Given exercise: Output the data below in full, character for character.

Data in this exercise:

>> begin

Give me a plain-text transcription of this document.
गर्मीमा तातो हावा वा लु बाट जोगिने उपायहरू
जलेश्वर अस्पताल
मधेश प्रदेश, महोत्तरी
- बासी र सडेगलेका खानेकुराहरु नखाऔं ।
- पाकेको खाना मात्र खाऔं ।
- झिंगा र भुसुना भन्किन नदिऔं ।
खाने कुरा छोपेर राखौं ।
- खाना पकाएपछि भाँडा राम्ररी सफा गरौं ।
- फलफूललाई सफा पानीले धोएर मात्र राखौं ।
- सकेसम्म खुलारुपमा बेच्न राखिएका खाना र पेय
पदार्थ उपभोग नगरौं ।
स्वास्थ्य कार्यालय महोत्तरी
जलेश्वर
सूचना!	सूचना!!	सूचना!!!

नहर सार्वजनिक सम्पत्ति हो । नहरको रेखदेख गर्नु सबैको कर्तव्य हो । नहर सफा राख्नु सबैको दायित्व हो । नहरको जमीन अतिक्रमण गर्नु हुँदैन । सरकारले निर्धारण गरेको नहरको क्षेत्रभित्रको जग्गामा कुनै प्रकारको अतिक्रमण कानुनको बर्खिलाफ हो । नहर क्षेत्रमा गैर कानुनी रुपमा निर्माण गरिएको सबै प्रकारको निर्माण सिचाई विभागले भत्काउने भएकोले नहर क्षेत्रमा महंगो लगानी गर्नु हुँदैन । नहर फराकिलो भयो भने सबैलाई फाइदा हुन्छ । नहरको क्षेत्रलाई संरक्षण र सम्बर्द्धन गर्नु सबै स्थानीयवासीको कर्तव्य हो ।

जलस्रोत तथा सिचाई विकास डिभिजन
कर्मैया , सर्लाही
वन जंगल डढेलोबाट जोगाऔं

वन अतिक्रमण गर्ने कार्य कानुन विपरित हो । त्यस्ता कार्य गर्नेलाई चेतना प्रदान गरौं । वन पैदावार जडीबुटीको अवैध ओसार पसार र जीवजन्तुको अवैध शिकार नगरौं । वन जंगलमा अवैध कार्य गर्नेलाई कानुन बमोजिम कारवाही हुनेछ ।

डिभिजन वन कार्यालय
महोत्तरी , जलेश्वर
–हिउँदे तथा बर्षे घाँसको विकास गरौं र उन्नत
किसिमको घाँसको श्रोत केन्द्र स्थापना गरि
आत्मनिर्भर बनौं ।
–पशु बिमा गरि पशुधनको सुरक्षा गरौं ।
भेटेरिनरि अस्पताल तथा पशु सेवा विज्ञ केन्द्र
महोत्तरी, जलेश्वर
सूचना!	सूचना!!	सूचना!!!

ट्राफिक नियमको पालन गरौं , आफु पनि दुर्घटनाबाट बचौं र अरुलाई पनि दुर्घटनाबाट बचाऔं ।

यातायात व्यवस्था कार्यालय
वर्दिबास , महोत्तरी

>> end

Written solution:
Give me a plain-text transcription of this document.
गर्मीमा तातो हावा वा लु बाट जोगिने उपायहरू
जलेश्वर अस्पताल
मधेश प्रदेश, महोत्तरी
- बासी र सडेगलेका खानेकुराहरु नखाऔं ।
- पाकेको खाना मात्र खाऔं ।
- झिंगा र भुसुना भन्किन नदिऔं ।
खाने कुरा छोपेर राखौं ।
- खाना पकाएपछि भाँडा राम्ररी सफा गरौं ।
- फलफूललाई सफा पानीले धोएर मात्र राखौं ।
- सकेसम्म खुलारुपमा बेच्न राखिएका खाना र पेय
पदार्थ उपभोग नगरौं ।
स्वास्थ्य कार्यालय महोत्तरी
जलेश्वर
सूचना!	सूचना!!	सूचना!!!

नहर सार्वजनिक सम्पत्ति हो । नहरको रेखदेख गर्नु सबैको कर्तव्य हो । नहर सफा राख्नु सबैको दायित्व हो । नहरको जमीन अतिक्रमण गर्नु हुँदैन । सरकारले निर्धारण गरेको नहरको क्षेत्रभित्रको जग्गामा कुनै प्रकारको अतिक्रमण कानुनको बर्खिलाफ हो । नहर क्षेत्रमा गैर कानुनी रुपमा निर्माण गरिएको सबै प्रकारको निर्माण सिचाई विभागले भत्काउने भएकोले नहर क्षेत्रमा महंगो लगानी गर्नु हुँदैन । नहर फराकिलो भयो भने सबैलाई फाइदा हुन्छ । नहरको क्षेत्रलाई संरक्षण र सम्बर्द्धन गर्नु सबै स्थानीयवासीको कर्तव्य हो ।

जलस्रोत तथा सिचाई विकास डिभिजन
कर्मैया , सर्लाही
वन जंगल डढेलोबाट जोगाऔं

वन अतिक्रमण गर्ने कार्य कानुन विपरित हो । त्यस्ता कार्य गर्नेलाई चेतना प्रदान गरौं । वन पैदावार जडीबुटीको अवैध ओसार पसार र जीवजन्तुको अवैध शिकार नगरौं । वन जंगलमा अवैध कार्य गर्नेलाई कानुन बमोजिम कारवाही हुनेछ ।

डिभिजन वन कार्यालय
महोत्तरी , जलेश्वर
–हिउँदे तथा बर्षे घाँसको विकास गरौं र उन्नत
किसिमको घाँसको श्रोत केन्द्र स्थापना गरि
आत्मनिर्भर बनौं ।
–पशु बिमा गरि पशुधनको सुरक्षा गरौं ।
भेटेरिनरि अस्पताल तथा पशु सेवा विज्ञ केन्द्र
महोत्तरी, जलेश्वर
सूचना!	सूचना!!	सूचना!!!

ट्राफिक नियमको पालन गरौं , आफु पनि दुर्घटनाबाट बचौं र अरुलाई पनि दुर्घटनाबाट बचाऔं ।

यातायात व्यवस्था कार्यालय
वर्दिबास , महोत्तरी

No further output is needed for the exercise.